[Items from a figure collection]

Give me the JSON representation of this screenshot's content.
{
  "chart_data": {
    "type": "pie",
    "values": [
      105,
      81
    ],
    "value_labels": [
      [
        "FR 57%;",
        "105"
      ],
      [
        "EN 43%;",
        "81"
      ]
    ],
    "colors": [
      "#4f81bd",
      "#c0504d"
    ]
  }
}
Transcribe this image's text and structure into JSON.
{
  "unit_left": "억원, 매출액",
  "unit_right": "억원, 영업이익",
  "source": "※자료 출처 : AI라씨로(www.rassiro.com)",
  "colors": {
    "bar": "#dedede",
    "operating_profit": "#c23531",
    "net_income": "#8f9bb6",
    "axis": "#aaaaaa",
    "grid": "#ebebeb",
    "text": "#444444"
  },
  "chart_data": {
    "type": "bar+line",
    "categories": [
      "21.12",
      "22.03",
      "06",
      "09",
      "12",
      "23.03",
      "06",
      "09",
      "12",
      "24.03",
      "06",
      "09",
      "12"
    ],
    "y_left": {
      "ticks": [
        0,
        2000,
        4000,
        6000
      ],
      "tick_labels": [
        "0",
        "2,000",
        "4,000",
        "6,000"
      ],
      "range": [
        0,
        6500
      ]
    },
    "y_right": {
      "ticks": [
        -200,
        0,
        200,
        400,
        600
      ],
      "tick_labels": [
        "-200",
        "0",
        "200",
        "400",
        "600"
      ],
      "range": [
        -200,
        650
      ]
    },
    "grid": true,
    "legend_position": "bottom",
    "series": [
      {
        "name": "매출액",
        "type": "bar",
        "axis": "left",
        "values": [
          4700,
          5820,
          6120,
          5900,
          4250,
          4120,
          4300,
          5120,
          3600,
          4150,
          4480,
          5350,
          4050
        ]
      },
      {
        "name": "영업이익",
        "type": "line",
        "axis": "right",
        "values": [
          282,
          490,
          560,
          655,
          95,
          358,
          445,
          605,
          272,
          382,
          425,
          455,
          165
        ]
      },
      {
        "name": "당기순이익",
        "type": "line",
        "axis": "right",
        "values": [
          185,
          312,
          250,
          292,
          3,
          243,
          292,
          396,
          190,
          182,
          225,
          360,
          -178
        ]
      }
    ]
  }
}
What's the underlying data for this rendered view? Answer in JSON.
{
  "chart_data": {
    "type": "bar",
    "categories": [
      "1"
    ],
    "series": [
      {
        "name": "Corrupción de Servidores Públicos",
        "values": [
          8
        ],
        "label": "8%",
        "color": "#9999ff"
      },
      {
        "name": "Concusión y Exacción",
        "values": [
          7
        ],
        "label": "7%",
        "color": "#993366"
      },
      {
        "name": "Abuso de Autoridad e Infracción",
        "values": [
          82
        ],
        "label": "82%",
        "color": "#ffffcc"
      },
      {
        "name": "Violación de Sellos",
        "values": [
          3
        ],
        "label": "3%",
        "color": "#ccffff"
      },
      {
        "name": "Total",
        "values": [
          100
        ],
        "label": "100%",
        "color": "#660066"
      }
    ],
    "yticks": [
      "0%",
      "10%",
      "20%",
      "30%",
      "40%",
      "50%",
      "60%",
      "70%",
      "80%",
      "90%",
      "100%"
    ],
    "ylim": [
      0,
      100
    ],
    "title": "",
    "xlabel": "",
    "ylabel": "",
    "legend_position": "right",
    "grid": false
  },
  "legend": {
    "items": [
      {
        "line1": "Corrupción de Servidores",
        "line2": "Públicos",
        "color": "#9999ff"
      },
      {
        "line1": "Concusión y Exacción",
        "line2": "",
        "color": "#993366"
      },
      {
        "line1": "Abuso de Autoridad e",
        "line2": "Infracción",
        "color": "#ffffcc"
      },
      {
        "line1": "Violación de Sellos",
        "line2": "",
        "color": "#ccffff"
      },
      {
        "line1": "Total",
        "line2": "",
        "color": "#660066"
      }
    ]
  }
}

- _TASK DIRECTIONS_:
Write out every record shown above, word for word.

- _TASK RESULT_:
Give me the JSON representation of this screenshot's content.
{
  "chart_data": {
    "type": "pie",
    "values": [
      105,
      81
    ],
    "value_labels": [
      [
        "FR 57%;",
        "105"
      ],
      [
        "EN 43%;",
        "81"
      ]
    ],
    "colors": [
      "#4f81bd",
      "#c0504d"
    ]
  }
}
Transcribe this image's text and structure into JSON.
{
  "unit_left": "억원, 매출액",
  "unit_right": "억원, 영업이익",
  "source": "※자료 출처 : AI라씨로(www.rassiro.com)",
  "colors": {
    "bar": "#dedede",
    "operating_profit": "#c23531",
    "net_income": "#8f9bb6",
    "axis": "#aaaaaa",
    "grid": "#ebebeb",
    "text": "#444444"
  },
  "chart_data": {
    "type": "bar+line",
    "categories": [
      "21.12",
      "22.03",
      "06",
      "09",
      "12",
      "23.03",
      "06",
      "09",
      "12",
      "24.03",
      "06",
      "09",
      "12"
    ],
    "y_left": {
      "ticks": [
        0,
        2000,
        4000,
        6000
      ],
      "tick_labels": [
        "0",
        "2,000",
        "4,000",
        "6,000"
      ],
      "range": [
        0,
        6500
      ]
    },
    "y_right": {
      "ticks": [
        -200,
        0,
        200,
        400,
        600
      ],
      "tick_labels": [
        "-200",
        "0",
        "200",
        "400",
        "600"
      ],
      "range": [
        -200,
        650
      ]
    },
    "grid": true,
    "legend_position": "bottom",
    "series": [
      {
        "name": "매출액",
        "type": "bar",
        "axis": "left",
        "values": [
          4700,
          5820,
          6120,
          5900,
          4250,
          4120,
          4300,
          5120,
          3600,
          4150,
          4480,
          5350,
          4050
        ]
      },
      {
        "name": "영업이익",
        "type": "line",
        "axis": "right",
        "values": [
          282,
          490,
          560,
          655,
          95,
          358,
          445,
          605,
          272,
          382,
          425,
          455,
          165
        ]
      },
      {
        "name": "당기순이익",
        "type": "line",
        "axis": "right",
        "values": [
          185,
          312,
          250,
          292,
          3,
          243,
          292,
          396,
          190,
          182,
          225,
          360,
          -178
        ]
      }
    ]
  }
}
What's the underlying data for this rendered view? Answer in JSON.
{
  "chart_data": {
    "type": "bar",
    "categories": [
      "1"
    ],
    "series": [
      {
        "name": "Corrupción de Servidores Públicos",
        "values": [
          8
        ],
        "label": "8%",
        "color": "#9999ff"
      },
      {
        "name": "Concusión y Exacción",
        "values": [
          7
        ],
        "label": "7%",
        "color": "#993366"
      },
      {
        "name": "Abuso de Autoridad e Infracción",
        "values": [
          82
        ],
        "label": "82%",
        "color": "#ffffcc"
      },
      {
        "name": "Violación de Sellos",
        "values": [
          3
        ],
        "label": "3%",
        "color": "#ccffff"
      },
      {
        "name": "Total",
        "values": [
          100
        ],
        "label": "100%",
        "color": "#660066"
      }
    ],
    "yticks": [
      "0%",
      "10%",
      "20%",
      "30%",
      "40%",
      "50%",
      "60%",
      "70%",
      "80%",
      "90%",
      "100%"
    ],
    "ylim": [
      0,
      100
    ],
    "title": "",
    "xlabel": "",
    "ylabel": "",
    "legend_position": "right",
    "grid": false
  },
  "legend": {
    "items": [
      {
        "line1": "Corrupción de Servidores",
        "line2": "Públicos",
        "color": "#9999ff"
      },
      {
        "line1": "Concusión y Exacción",
        "line2": "",
        "color": "#993366"
      },
      {
        "line1": "Abuso de Autoridad e",
        "line2": "Infracción",
        "color": "#ffffcc"
      },
      {
        "line1": "Violación de Sellos",
        "line2": "",
        "color": "#ccffff"
      },
      {
        "line1": "Total",
        "line2": "",
        "color": "#660066"
      }
    ]
  }
}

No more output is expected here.